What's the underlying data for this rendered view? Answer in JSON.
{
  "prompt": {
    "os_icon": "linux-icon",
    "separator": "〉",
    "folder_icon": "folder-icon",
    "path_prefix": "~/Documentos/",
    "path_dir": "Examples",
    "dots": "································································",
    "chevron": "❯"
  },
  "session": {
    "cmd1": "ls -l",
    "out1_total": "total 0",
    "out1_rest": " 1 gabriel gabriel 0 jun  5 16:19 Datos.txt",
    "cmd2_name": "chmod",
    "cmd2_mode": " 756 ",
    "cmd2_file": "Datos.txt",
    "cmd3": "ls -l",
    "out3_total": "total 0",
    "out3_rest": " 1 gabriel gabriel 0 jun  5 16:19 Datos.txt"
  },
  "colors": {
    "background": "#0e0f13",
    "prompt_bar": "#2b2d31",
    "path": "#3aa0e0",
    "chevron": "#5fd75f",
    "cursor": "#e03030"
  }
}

TASK OBJECTIVE:
Return the material exactly as it stands.

WRITTEN RESPONSE:
What's the underlying data for this rendered view? Answer in JSON.
{
  "prompt": {
    "os_icon": "linux-icon",
    "separator": "〉",
    "folder_icon": "folder-icon",
    "path_prefix": "~/Documentos/",
    "path_dir": "Examples",
    "dots": "································································",
    "chevron": "❯"
  },
  "session": {
    "cmd1": "ls -l",
    "out1_total": "total 0",
    "out1_rest": " 1 gabriel gabriel 0 jun  5 16:19 Datos.txt",
    "cmd2_name": "chmod",
    "cmd2_mode": " 756 ",
    "cmd2_file": "Datos.txt",
    "cmd3": "ls -l",
    "out3_total": "total 0",
    "out3_rest": " 1 gabriel gabriel 0 jun  5 16:19 Datos.txt"
  },
  "colors": {
    "background": "#0e0f13",
    "prompt_bar": "#2b2d31",
    "path": "#3aa0e0",
    "chevron": "#5fd75f",
    "cursor": "#e03030"
  }
}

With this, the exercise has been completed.